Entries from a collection
┄┄┄┄┄┄┄┄┄┄┄┄┄┄┄┄┄┄┄┄
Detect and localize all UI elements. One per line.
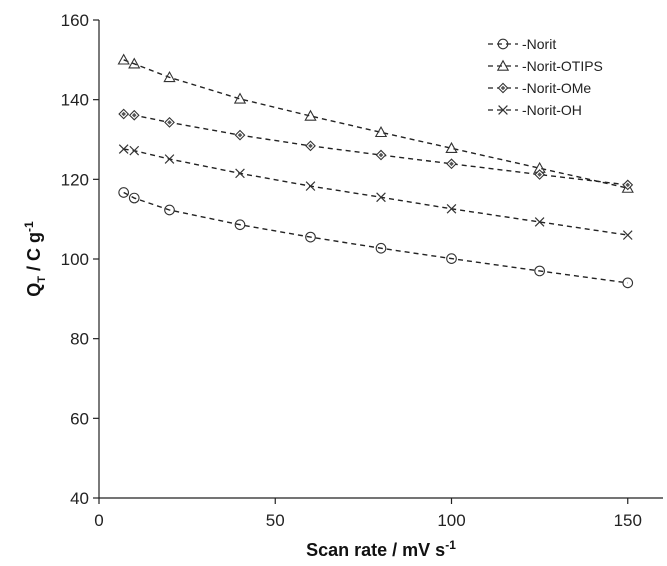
data-point bbox=[235, 168, 245, 179]
y-tick-label: 40 bbox=[70, 489, 89, 508]
data-point bbox=[233, 92, 247, 104]
data-point-fill bbox=[237, 132, 243, 138]
x-axis-title-main: Scan rate / mV s bbox=[306, 540, 445, 560]
y-tick-label: 140 bbox=[61, 91, 89, 110]
series-line bbox=[123, 191, 628, 284]
x-axis-title: Scan rate / mV s-1 bbox=[306, 538, 456, 560]
legend-entry: -Norit-OTIPS bbox=[488, 58, 603, 74]
x-tick-label: 50 bbox=[266, 511, 285, 530]
data-point bbox=[129, 145, 140, 156]
data-point bbox=[128, 109, 140, 121]
legend-label: -Norit-OTIPS bbox=[522, 58, 603, 74]
data-point bbox=[164, 154, 175, 164]
data-point-fill bbox=[121, 111, 126, 117]
y-axis-title-rest: / C g bbox=[24, 232, 44, 276]
data-point bbox=[234, 219, 246, 231]
data-point bbox=[305, 140, 316, 152]
legend-entry: -Norit bbox=[488, 36, 556, 52]
y-tick-label: 160 bbox=[61, 11, 89, 30]
data-point-fill bbox=[308, 143, 313, 149]
series-line bbox=[123, 148, 628, 236]
data-point bbox=[534, 169, 546, 180]
y-tick-label: 120 bbox=[61, 170, 89, 189]
y-tick-label: 60 bbox=[70, 409, 89, 428]
axes: 40 60 80 100 120 140 160 0 50 100 150 bbox=[61, 11, 663, 530]
data-point bbox=[118, 144, 129, 154]
data-point bbox=[375, 242, 387, 254]
legend-marker bbox=[498, 105, 508, 115]
data-point bbox=[446, 203, 457, 214]
series-norit bbox=[118, 187, 634, 289]
data-point bbox=[128, 192, 140, 204]
data-point bbox=[118, 108, 130, 120]
legend-entry: -Norit-OH bbox=[488, 102, 582, 118]
data-point-fill bbox=[449, 161, 454, 167]
y-axis-title-sub: T bbox=[36, 276, 48, 283]
x-axis-title-sup: -1 bbox=[445, 538, 456, 552]
data-point bbox=[164, 204, 175, 216]
x-tick-label: 100 bbox=[437, 511, 465, 530]
legend-marker bbox=[497, 82, 509, 94]
y-axis-title-main: Q bbox=[24, 283, 44, 297]
y-axis-title-sup: -1 bbox=[22, 221, 36, 232]
series-line bbox=[123, 113, 628, 186]
data-point bbox=[622, 230, 633, 240]
legend-entry: -Norit-OMe bbox=[488, 80, 591, 96]
data-point bbox=[534, 217, 545, 227]
series-norit-ome bbox=[118, 108, 634, 191]
legend-marker bbox=[497, 38, 509, 50]
legend-label: -Norit-OMe bbox=[522, 80, 591, 96]
data-point-fill bbox=[537, 172, 542, 177]
legend-marker-fill bbox=[500, 85, 506, 91]
data-point bbox=[305, 231, 316, 243]
data-point bbox=[304, 109, 317, 121]
y-tick-label: 100 bbox=[61, 250, 89, 269]
legend-label: -Norit bbox=[522, 36, 556, 52]
data-point bbox=[234, 129, 246, 141]
data-point bbox=[534, 265, 545, 277]
plot-area bbox=[117, 53, 634, 289]
data-point bbox=[375, 149, 387, 161]
y-tick-label: 80 bbox=[70, 330, 89, 349]
data-point-fill bbox=[167, 120, 172, 125]
legend-label: -Norit-OH bbox=[522, 102, 582, 118]
data-point bbox=[374, 125, 388, 138]
data-point bbox=[445, 141, 458, 153]
legend: -Norit -Norit-OTIPS -Norit-OMe -Norit-OH bbox=[488, 36, 603, 118]
data-point bbox=[446, 158, 457, 170]
data-point bbox=[446, 253, 457, 264]
data-point bbox=[305, 181, 316, 191]
data-point bbox=[164, 116, 175, 128]
y-axis-title: QT / C g-1 bbox=[22, 221, 48, 297]
data-point-fill bbox=[625, 182, 631, 188]
data-point bbox=[622, 179, 634, 191]
data-point bbox=[622, 277, 634, 289]
data-point bbox=[163, 71, 176, 83]
x-tick-label: 0 bbox=[94, 511, 103, 530]
legend-marker bbox=[496, 59, 510, 71]
series-norit-oh bbox=[118, 144, 633, 240]
data-point bbox=[118, 187, 130, 198]
series-line bbox=[123, 59, 628, 189]
data-point bbox=[128, 57, 141, 69]
data-point-fill bbox=[378, 152, 384, 158]
x-tick-label: 150 bbox=[614, 511, 642, 530]
data-point bbox=[376, 192, 386, 203]
series-norit-otips bbox=[117, 53, 634, 193]
data-point-fill bbox=[131, 112, 137, 118]
data-point bbox=[117, 53, 130, 65]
┄┄┄┄┄┄┄┄┄┄┄┄┄┄┄┄┄┄┄┄
◆ Your goal
Pull out each line of the data above that contains the string "tick", and copy those lines without changing them.

◆ Result of this task
y-tick-label: 40 bbox=[70, 489, 89, 508]
y-tick-label: 140 bbox=[61, 91, 89, 110]
x-tick-label: 50 bbox=[266, 511, 285, 530]
y-tick-label: 160 bbox=[61, 11, 89, 30]
y-tick-label: 120 bbox=[61, 170, 89, 189]
y-tick-label: 60 bbox=[70, 409, 89, 428]
x-tick-label: 100 bbox=[437, 511, 465, 530]
y-tick-label: 100 bbox=[61, 250, 89, 269]
y-tick-label: 80 bbox=[70, 330, 89, 349]
x-tick-label: 0 bbox=[94, 511, 103, 530]
x-tick-label: 150 bbox=[614, 511, 642, 530]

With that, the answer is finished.